[TASK BRIEF] Find the word "小学数学" in the material below and gather every line that contains it.

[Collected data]
= = = = = = =

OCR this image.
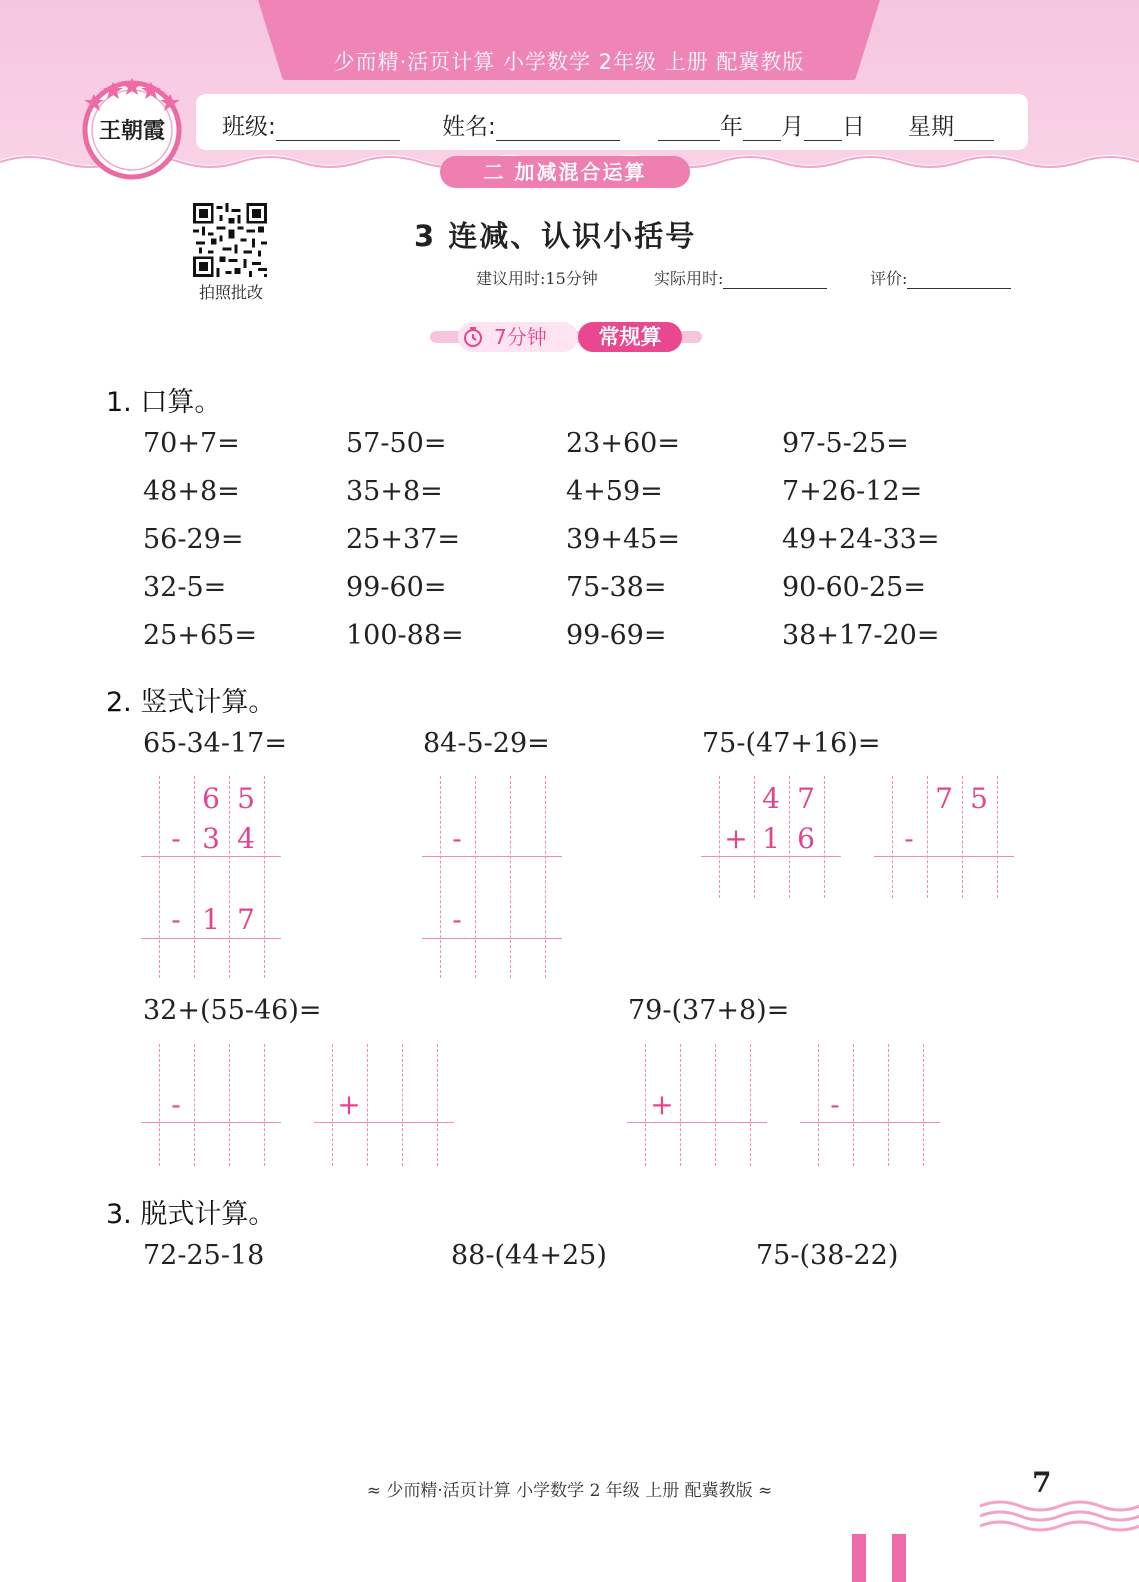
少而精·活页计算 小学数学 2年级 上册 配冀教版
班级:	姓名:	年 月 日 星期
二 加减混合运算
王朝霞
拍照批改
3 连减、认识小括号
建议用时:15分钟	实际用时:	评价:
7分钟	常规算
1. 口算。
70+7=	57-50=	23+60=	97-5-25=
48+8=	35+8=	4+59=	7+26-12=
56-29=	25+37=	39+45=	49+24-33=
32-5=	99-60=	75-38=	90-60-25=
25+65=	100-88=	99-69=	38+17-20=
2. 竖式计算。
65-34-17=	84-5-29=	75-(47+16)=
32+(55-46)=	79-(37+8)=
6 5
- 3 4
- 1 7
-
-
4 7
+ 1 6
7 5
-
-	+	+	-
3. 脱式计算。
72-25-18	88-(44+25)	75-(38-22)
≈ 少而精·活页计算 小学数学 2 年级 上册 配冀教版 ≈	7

= = = = = = =

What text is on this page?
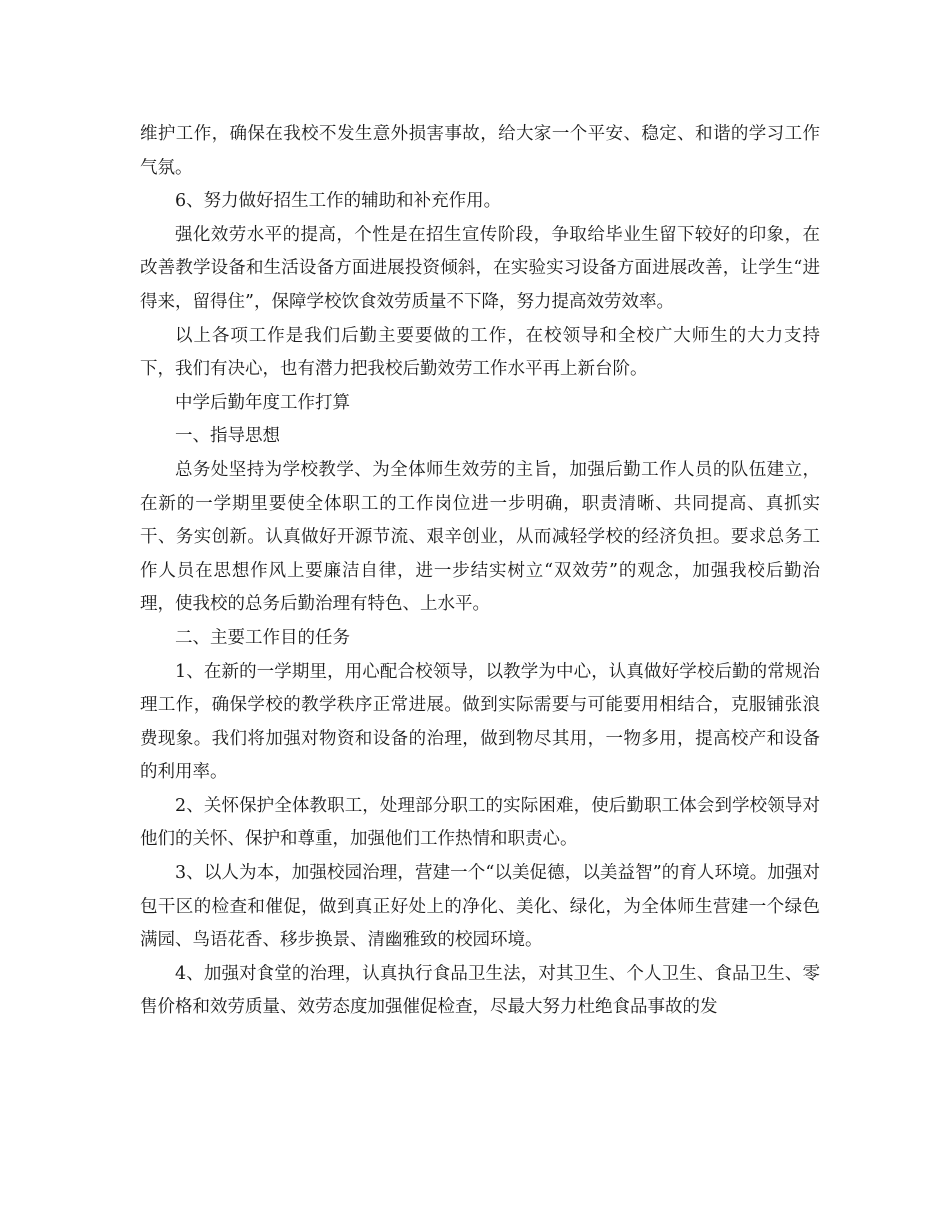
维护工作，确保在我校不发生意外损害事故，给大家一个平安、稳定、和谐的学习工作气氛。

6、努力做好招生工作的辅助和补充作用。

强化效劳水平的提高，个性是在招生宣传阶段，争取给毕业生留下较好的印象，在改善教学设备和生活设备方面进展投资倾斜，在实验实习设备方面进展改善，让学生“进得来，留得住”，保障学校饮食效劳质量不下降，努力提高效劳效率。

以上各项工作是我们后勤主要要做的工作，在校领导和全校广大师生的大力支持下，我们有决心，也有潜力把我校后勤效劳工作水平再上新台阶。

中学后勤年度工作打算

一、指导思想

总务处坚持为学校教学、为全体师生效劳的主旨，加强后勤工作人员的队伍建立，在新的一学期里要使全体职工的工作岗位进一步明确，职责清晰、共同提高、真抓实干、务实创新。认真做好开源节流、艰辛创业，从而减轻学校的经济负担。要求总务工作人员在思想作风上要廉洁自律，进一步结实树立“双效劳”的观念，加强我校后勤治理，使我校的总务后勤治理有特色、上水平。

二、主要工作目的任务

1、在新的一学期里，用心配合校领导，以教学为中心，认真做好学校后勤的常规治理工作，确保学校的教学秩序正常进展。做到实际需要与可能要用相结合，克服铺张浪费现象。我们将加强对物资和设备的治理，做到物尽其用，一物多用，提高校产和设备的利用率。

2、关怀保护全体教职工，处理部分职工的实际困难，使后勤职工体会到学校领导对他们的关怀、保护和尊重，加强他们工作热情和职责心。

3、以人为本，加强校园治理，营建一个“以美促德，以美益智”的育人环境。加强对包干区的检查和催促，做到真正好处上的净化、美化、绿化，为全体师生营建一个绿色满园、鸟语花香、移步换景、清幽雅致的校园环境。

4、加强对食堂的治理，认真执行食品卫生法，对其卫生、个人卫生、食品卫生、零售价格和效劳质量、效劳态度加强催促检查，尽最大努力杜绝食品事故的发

= = = = = = =

[EXERCISE SOLUTION]
少而精·活页计算 小学数学 2年级 上册 配冀教版
≈ 少而精·活页计算 小学数学 2 年级 上册 配冀教版 ≈	7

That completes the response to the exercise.